Records from a data collection =
*****

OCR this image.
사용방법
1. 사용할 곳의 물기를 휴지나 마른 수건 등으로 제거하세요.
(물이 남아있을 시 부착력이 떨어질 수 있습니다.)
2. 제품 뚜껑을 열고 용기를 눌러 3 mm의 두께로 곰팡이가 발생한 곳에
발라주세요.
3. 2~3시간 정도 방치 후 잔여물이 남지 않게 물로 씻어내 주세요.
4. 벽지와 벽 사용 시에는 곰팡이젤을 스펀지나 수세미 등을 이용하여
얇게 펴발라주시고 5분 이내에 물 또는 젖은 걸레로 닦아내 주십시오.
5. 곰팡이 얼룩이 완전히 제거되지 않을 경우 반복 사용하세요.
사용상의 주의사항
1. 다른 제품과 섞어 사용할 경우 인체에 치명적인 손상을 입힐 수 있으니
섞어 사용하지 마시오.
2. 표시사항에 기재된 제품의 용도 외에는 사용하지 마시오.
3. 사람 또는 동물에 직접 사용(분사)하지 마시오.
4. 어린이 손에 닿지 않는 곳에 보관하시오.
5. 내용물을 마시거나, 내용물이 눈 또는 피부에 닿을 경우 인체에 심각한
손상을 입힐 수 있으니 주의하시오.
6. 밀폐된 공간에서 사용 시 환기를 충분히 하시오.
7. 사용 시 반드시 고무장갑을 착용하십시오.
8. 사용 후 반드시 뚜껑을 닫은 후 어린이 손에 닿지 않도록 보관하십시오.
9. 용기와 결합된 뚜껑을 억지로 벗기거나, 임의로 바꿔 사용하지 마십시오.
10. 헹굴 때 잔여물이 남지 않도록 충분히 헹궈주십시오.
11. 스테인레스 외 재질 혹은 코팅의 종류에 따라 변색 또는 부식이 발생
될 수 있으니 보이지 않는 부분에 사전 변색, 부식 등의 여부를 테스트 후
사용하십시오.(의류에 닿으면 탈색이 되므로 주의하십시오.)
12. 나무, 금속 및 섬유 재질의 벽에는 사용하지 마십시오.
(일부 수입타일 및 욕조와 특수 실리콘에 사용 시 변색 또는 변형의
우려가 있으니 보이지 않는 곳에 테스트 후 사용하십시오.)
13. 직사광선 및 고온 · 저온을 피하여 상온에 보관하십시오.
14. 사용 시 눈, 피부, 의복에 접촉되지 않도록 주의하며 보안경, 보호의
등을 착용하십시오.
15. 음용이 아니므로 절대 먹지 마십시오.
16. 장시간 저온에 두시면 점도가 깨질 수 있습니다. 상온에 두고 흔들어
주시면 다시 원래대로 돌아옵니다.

*****

Written instruction = Out of the records, collect only those lines that contain the string "있습니다".

Response to this exercise =
(물이 남아있을 시 부착력이 떨어질 수 있습니다.)
16. 장시간 저온에 두시면 점도가 깨질 수 있습니다. 상온에 두고 흔들어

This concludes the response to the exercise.